[LISTED RECORDS]
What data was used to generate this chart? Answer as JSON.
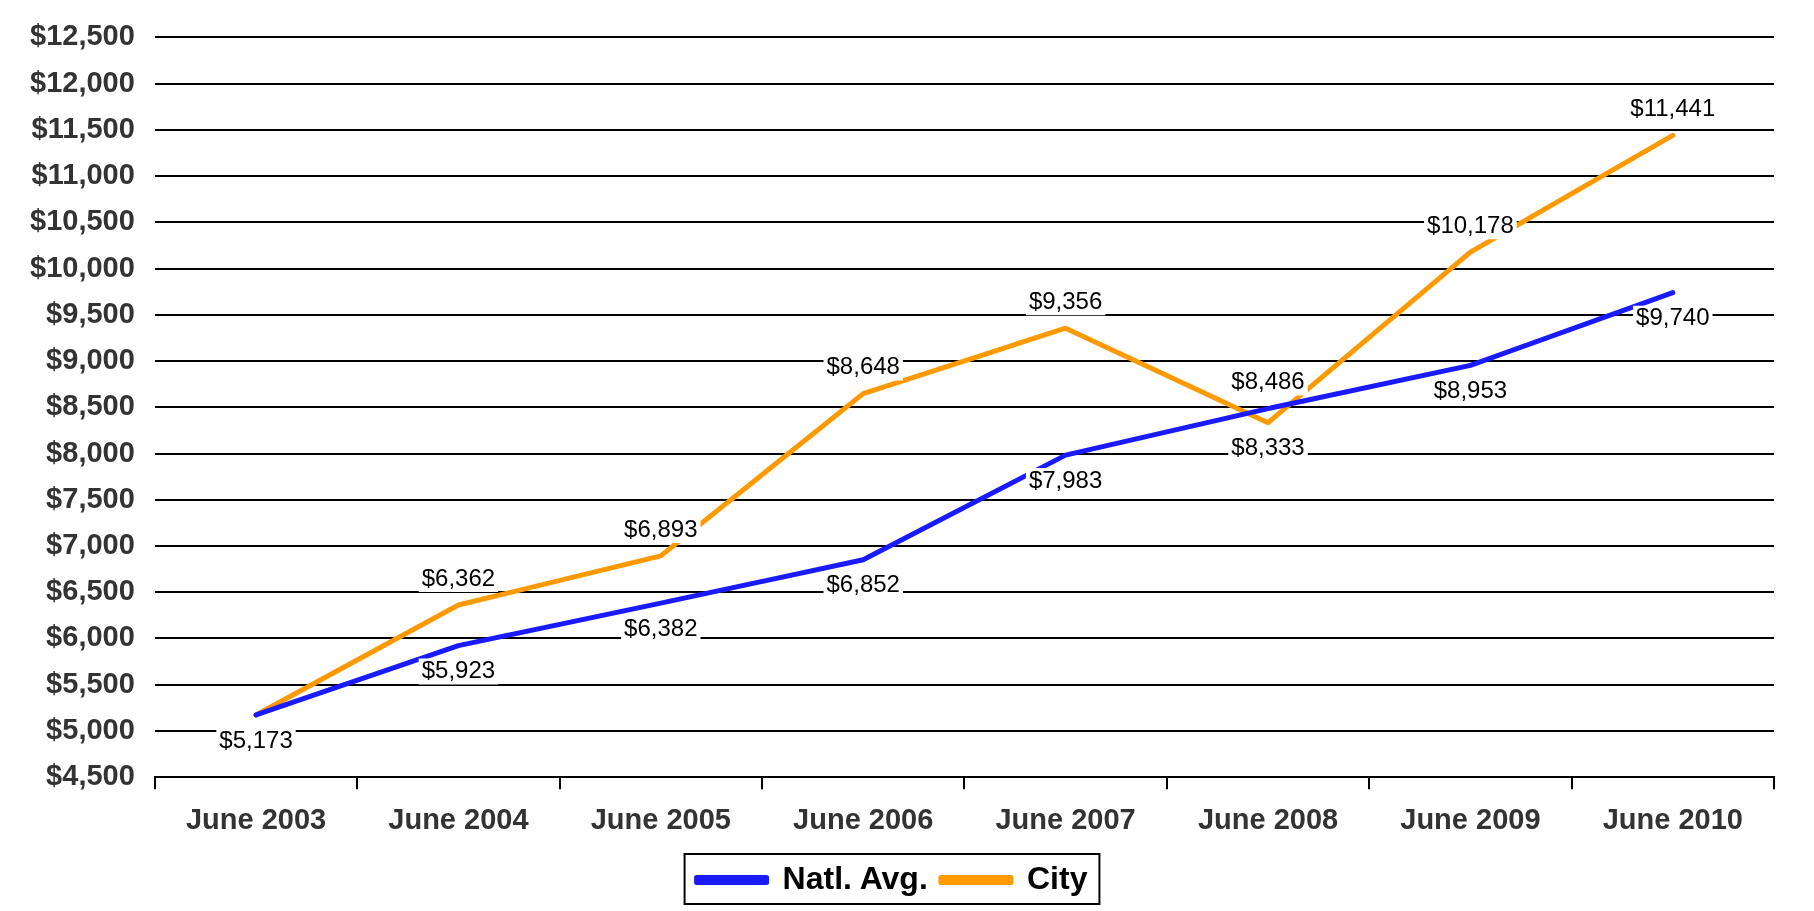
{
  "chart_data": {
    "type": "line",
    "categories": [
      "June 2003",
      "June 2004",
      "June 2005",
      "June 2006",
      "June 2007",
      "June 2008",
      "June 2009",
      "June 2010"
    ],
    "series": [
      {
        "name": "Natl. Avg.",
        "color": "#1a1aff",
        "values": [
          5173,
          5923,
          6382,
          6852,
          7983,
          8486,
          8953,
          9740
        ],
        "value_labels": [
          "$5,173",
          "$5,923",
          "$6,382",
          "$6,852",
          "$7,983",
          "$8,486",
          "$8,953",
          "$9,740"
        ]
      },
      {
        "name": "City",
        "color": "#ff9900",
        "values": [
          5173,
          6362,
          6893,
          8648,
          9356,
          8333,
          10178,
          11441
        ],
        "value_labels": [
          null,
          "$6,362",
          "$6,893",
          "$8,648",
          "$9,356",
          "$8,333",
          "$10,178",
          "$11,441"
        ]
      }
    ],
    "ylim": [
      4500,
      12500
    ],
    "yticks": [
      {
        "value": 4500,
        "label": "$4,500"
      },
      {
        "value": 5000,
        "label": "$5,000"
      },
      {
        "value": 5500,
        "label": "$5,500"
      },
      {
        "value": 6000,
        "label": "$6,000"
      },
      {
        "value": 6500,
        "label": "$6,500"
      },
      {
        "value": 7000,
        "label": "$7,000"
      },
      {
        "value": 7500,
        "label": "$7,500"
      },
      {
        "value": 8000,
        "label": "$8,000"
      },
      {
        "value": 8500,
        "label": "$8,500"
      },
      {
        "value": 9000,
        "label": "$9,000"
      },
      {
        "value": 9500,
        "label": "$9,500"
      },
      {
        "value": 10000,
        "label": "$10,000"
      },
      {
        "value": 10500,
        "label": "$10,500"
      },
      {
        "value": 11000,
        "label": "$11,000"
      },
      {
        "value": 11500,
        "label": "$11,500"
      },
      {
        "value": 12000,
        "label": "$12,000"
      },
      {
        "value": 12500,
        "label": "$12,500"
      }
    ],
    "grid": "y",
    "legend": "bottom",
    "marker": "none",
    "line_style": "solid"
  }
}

[INSTRUCTIONS FOR THE TASK] Show every line in the records above that contains the word "June".

[FINAL ANSWER]
      "June 2003",
      "June 2004",
      "June 2005",
      "June 2006",
      "June 2007",
      "June 2008",
      "June 2009",
      "June 2010"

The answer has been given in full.